What is expected:
Give an exact copy of every line, leaving images out.

Entries supplied:
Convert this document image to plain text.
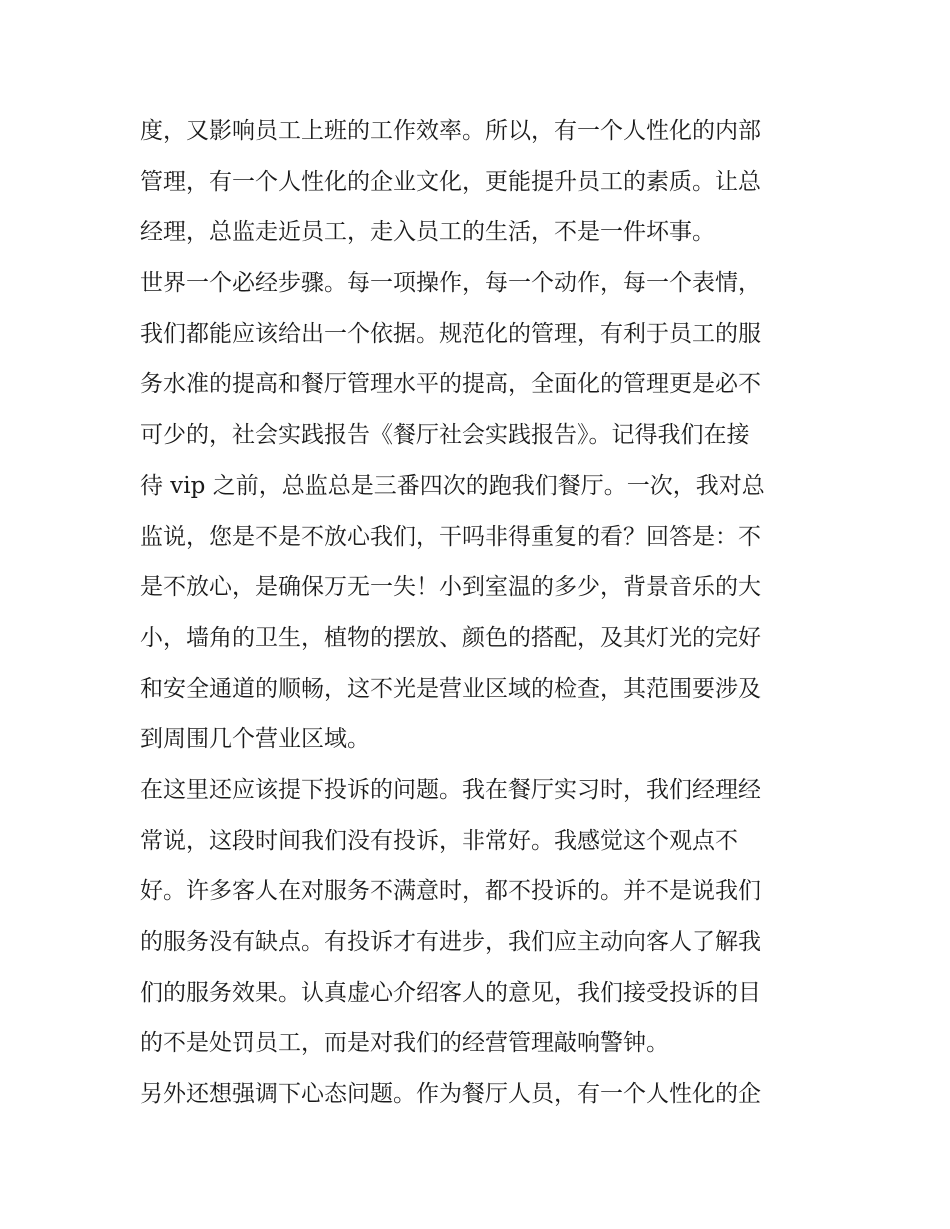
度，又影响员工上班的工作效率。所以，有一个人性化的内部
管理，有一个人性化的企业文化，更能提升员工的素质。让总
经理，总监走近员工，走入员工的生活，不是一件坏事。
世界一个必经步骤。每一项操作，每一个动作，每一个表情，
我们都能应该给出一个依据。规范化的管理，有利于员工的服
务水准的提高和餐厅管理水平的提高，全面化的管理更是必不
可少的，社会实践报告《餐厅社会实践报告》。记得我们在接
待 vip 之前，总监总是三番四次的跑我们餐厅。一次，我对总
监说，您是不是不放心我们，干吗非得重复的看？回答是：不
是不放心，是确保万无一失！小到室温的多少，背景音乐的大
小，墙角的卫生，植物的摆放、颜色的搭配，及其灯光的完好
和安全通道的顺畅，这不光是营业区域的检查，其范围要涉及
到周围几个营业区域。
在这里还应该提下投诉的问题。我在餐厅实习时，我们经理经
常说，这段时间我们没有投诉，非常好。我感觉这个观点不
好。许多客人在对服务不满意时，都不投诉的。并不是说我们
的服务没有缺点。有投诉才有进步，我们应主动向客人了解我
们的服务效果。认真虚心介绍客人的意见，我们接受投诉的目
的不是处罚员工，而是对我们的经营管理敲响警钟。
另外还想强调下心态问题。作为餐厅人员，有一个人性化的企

The completed task:
Convert this document image to plain text.
度，又影响员工上班的工作效率。所以，有一个人性化的内部
管理，有一个人性化的企业文化，更能提升员工的素质。让总
经理，总监走近员工，走入员工的生活，不是一件坏事。
世界一个必经步骤。每一项操作，每一个动作，每一个表情，
我们都能应该给出一个依据。规范化的管理，有利于员工的服
务水准的提高和餐厅管理水平的提高，全面化的管理更是必不
可少的，社会实践报告《餐厅社会实践报告》。记得我们在接
待 vip 之前，总监总是三番四次的跑我们餐厅。一次，我对总
监说，您是不是不放心我们，干吗非得重复的看？回答是：不
是不放心，是确保万无一失！小到室温的多少，背景音乐的大
小，墙角的卫生，植物的摆放、颜色的搭配，及其灯光的完好
和安全通道的顺畅，这不光是营业区域的检查，其范围要涉及
到周围几个营业区域。
在这里还应该提下投诉的问题。我在餐厅实习时，我们经理经
常说，这段时间我们没有投诉，非常好。我感觉这个观点不
好。许多客人在对服务不满意时，都不投诉的。并不是说我们
的服务没有缺点。有投诉才有进步，我们应主动向客人了解我
们的服务效果。认真虚心介绍客人的意见，我们接受投诉的目
的不是处罚员工，而是对我们的经营管理敲响警钟。
另外还想强调下心态问题。作为餐厅人员，有一个人性化的企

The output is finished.